Stored records:
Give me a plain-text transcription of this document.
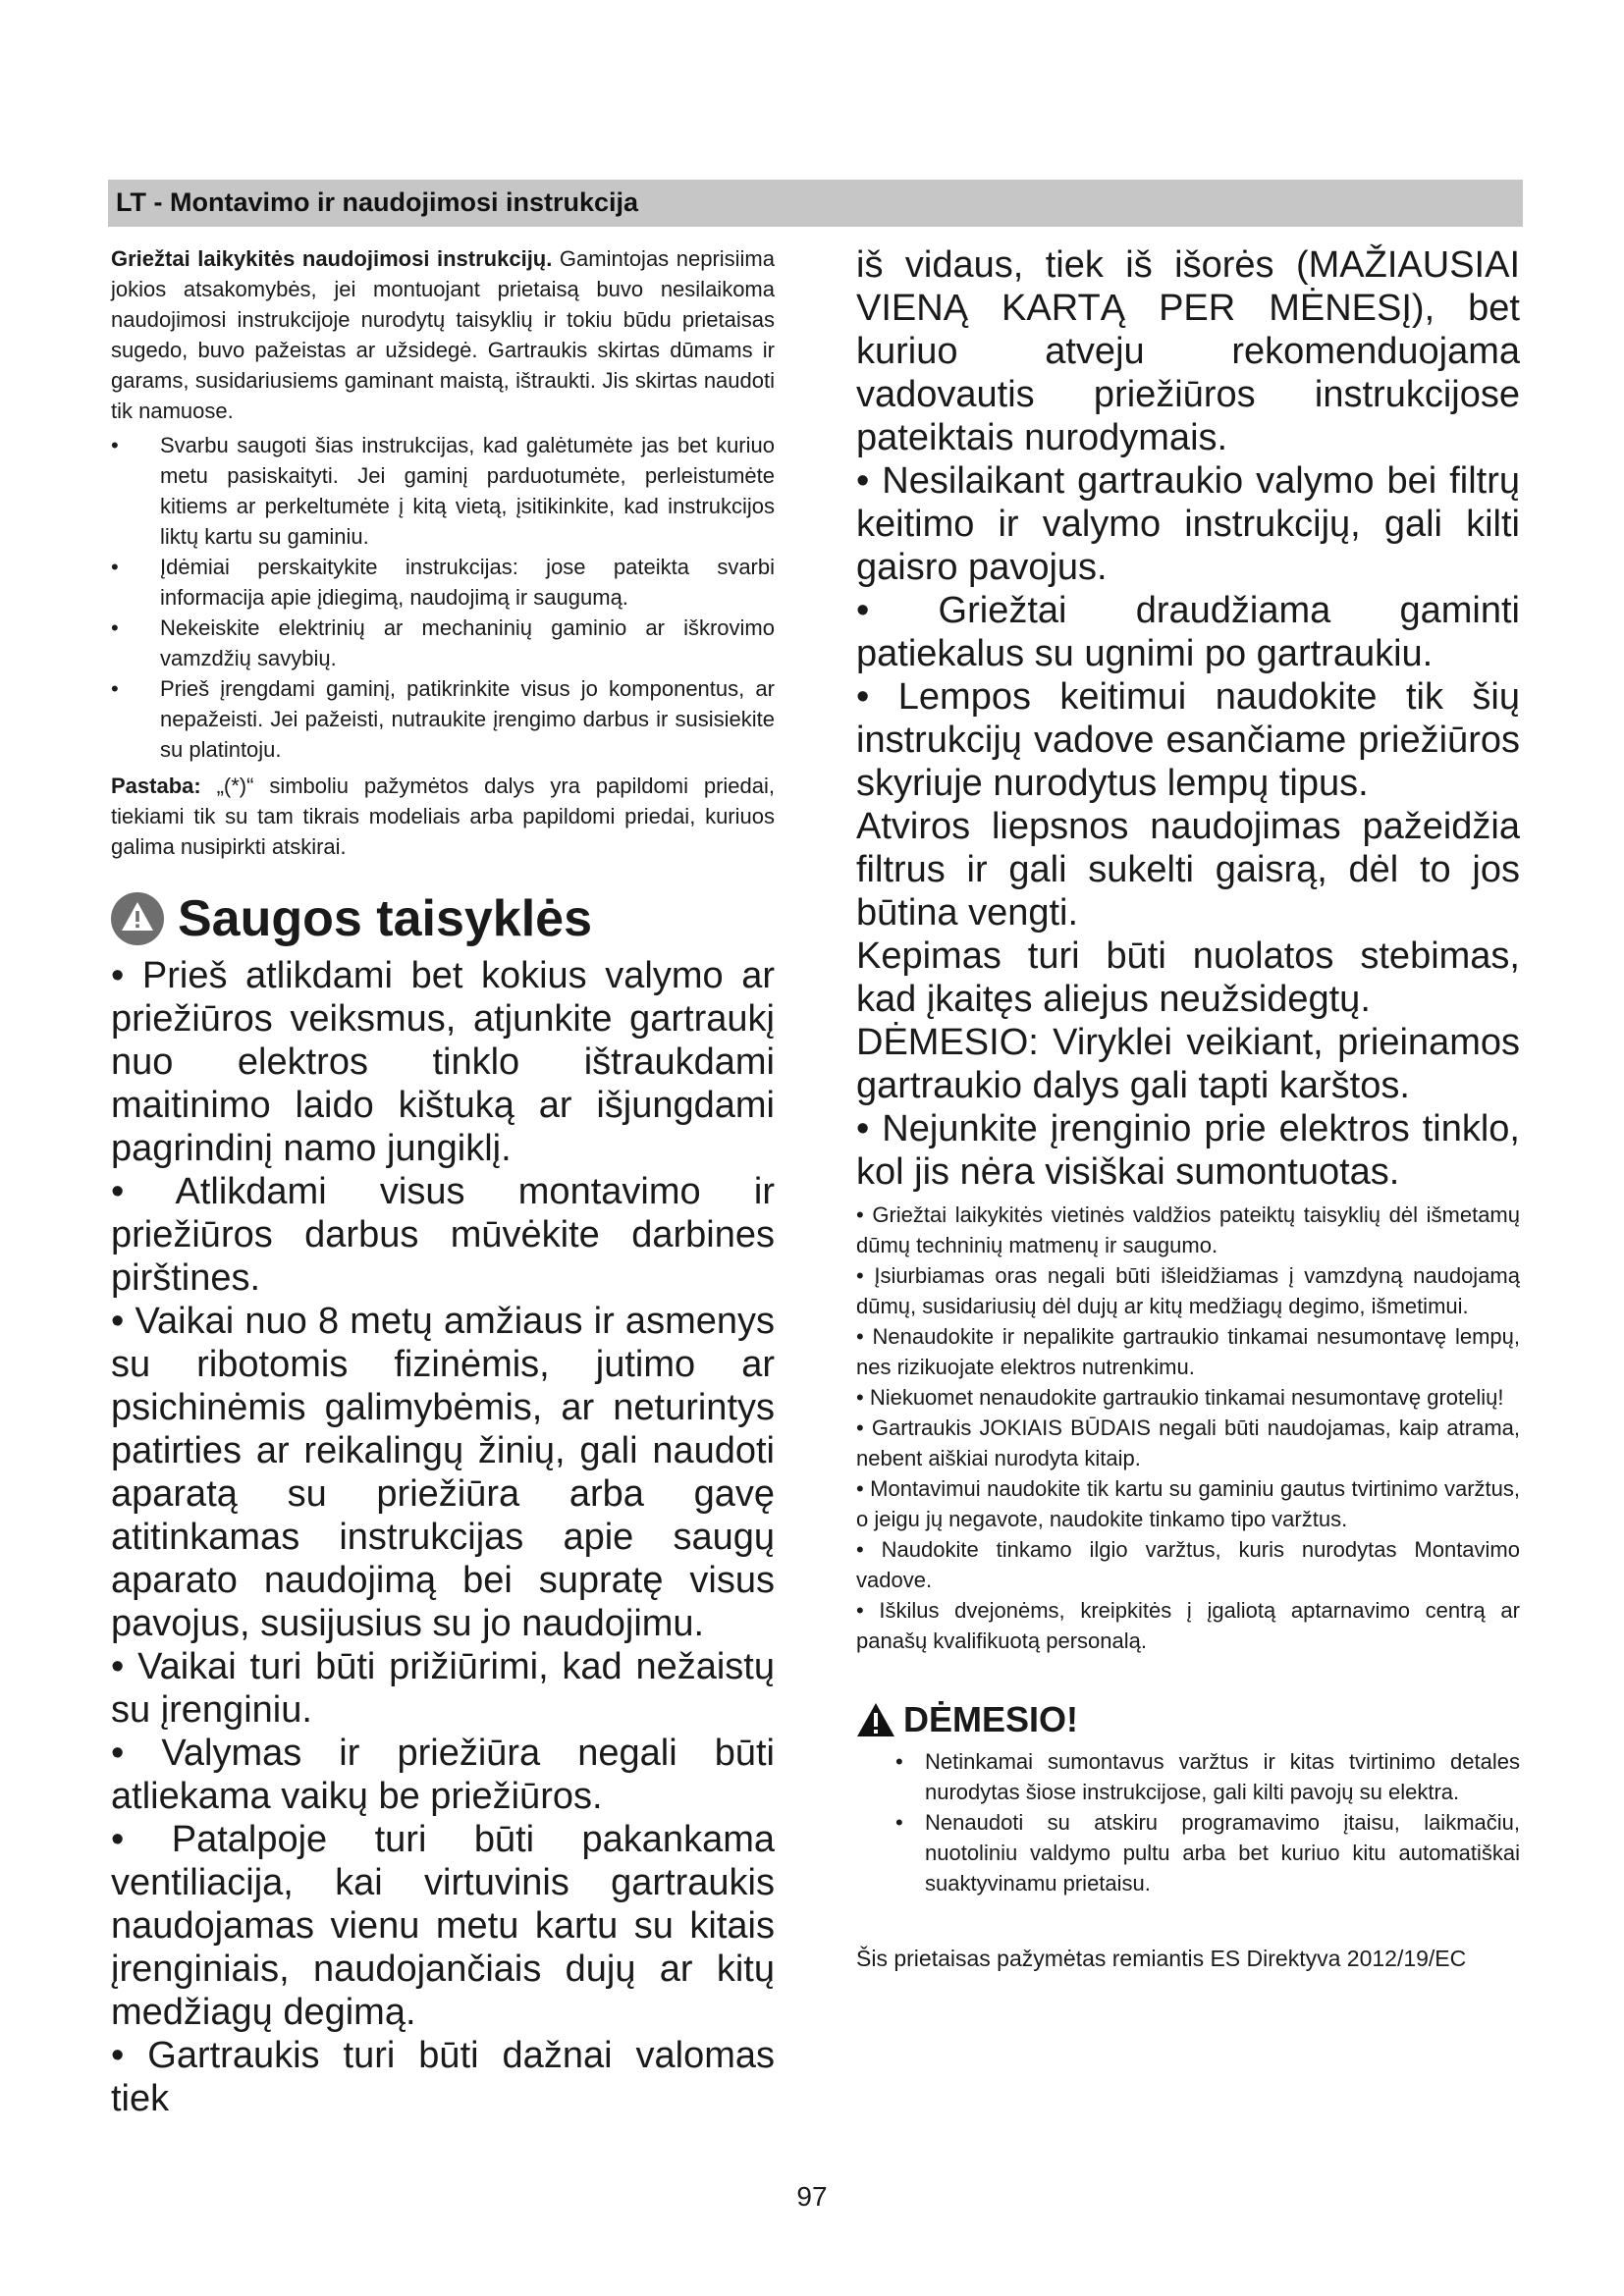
LT - Montavimo ir naudojimosi instrukcija

Griežtai laikykitės naudojimosi instrukcijų. Gamintojas neprisiima jokios atsakomybės, jei montuojant prietaisą buvo nesilaikoma naudojimosi instrukcijoje nurodytų taisyklių ir tokiu būdu prietaisas sugedo, buvo pažeistas ar užsidegė. Gartraukis skirtas dūmams ir garams, susidariusiems gaminant maistą, ištraukti. Jis skirtas naudoti tik namuose.

•	Svarbu saugoti šias instrukcijas, kad galėtumėte jas bet kuriuo metu pasiskaityti. Jei gaminį parduotumėte, perleistumėte kitiems ar perkeltumėte į kitą vietą, įsitikinkite, kad instrukcijos liktų kartu su gaminiu.
•	Įdėmiai perskaitykite instrukcijas: jose pateikta svarbi informacija apie įdiegimą, naudojimą ir saugumą.
•	Nekeiskite elektrinių ar mechaninių gaminio ar iškrovimo vamzdžių savybių.
•	Prieš įrengdami gaminį, patikrinkite visus jo komponentus, ar nepažeisti. Jei pažeisti, nutraukite įrengimo darbus ir susisiekite su platintoju.

Pastaba: „(*)“ simboliu pažymėtos dalys yra papildomi priedai, tiekiami tik su tam tikrais modeliais arba papildomi priedai, kuriuos galima nusipirkti atskirai.

Saugos taisyklės

• Prieš atlikdami bet kokius valymo ar priežiūros veiksmus, atjunkite gartraukį nuo elektros tinklo ištraukdami maitinimo laido kištuką ar išjungdami pagrindinį namo jungiklį.

• Atlikdami visus montavimo ir priežiūros darbus mūvėkite darbines pirštines.

• Vaikai nuo 8 metų amžiaus ir asmenys su ribotomis fizinėmis, jutimo ar psichinėmis galimybėmis, ar neturintys patirties ar reikalingų žinių, gali naudoti aparatą su priežiūra arba gavę atitinkamas instrukcijas apie saugų aparato naudojimą bei supratę visus pavojus, susijusius su jo naudojimu.

• Vaikai turi būti prižiūrimi, kad nežaistų su įrenginiu.

• Valymas ir priežiūra negali būti atliekama vaikų be priežiūros.

• Patalpoje turi būti pakankama ventiliacija, kai virtuvinis gartraukis naudojamas vienu metu kartu su kitais įrenginiais, naudojančiais dujų ar kitų medžiagų degimą.

• Gartraukis turi būti dažnai valomas tiek

iš vidaus, tiek iš išorės (MAŽIAUSIAI VIENĄ KARTĄ PER MĖNESĮ), bet kuriuo atveju rekomenduojama vadovautis priežiūros instrukcijose pateiktais nurodymais.

• Nesilaikant gartraukio valymo bei filtrų keitimo ir valymo instrukcijų, gali kilti gaisro pavojus.

• Griežtai draudžiama gaminti patiekalus su ugnimi po gartraukiu.

• Lempos keitimui naudokite tik šių instrukcijų vadove esančiame priežiūros skyriuje nurodytus lempų tipus.

Atviros liepsnos naudojimas pažeidžia filtrus ir gali sukelti gaisrą, dėl to jos būtina vengti.

Kepimas turi būti nuolatos stebimas, kad įkaitęs aliejus neužsidegtų.

DĖMESIO: Viryklei veikiant, prieinamos gartraukio dalys gali tapti karštos.

• Nejunkite įrenginio prie elektros tinklo, kol jis nėra visiškai sumontuotas.

• Griežtai laikykitės vietinės valdžios pateiktų taisyklių dėl išmetamų dūmų techninių matmenų ir saugumo.

• Įsiurbiamas oras negali būti išleidžiamas į vamzdyną naudojamą dūmų, susidariusių dėl dujų ar kitų medžiagų degimo, išmetimui.

• Nenaudokite ir nepalikite gartraukio tinkamai nesumontavę lempų, nes rizikuojate elektros nutrenkimu.

• Niekuomet nenaudokite gartraukio tinkamai nesumontavę grotelių!

• Gartraukis JOKIAIS BŪDAIS negali būti naudojamas, kaip atrama, nebent aiškiai nurodyta kitaip.

• Montavimui naudokite tik kartu su gaminiu gautus tvirtinimo varžtus, o jeigu jų negavote, naudokite tinkamo tipo varžtus.

• Naudokite tinkamo ilgio varžtus, kuris nurodytas Montavimo vadove.

• Iškilus dvejonėms, kreipkitės į įgaliotą aptarnavimo centrą ar panašų kvalifikuotą personalą.

DĖMESIO!
•	Netinkamai sumontavus varžtus ir kitas tvirtinimo detales nurodytas šiose instrukcijose, gali kilti pavojų su elektra.
•	Nenaudoti su atskiru programavimo įtaisu, laikmačiu, nuotoliniu valdymo pultu arba bet kuriuo kitu automatiškai suaktyvinamu prietaisu.

Šis prietaisas pažymėtas remiantis ES Direktyva 2012/19/EC

97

### Request
Pick out all lines from the data above in which the word "elektros" appears.

### Right answer
• Prieš atlikdami bet kokius valymo ar priežiūros veiksmus, atjunkite gartraukį nuo elektros tinklo ištraukdami maitinimo laido kištuką ar išjungdami pagrindinį namo jungiklį.
• Nejunkite įrenginio prie elektros tinklo, kol jis nėra visiškai sumontuotas.
• Nenaudokite ir nepalikite gartraukio tinkamai nesumontavę lempų, nes rizikuojate elektros nutrenkimu.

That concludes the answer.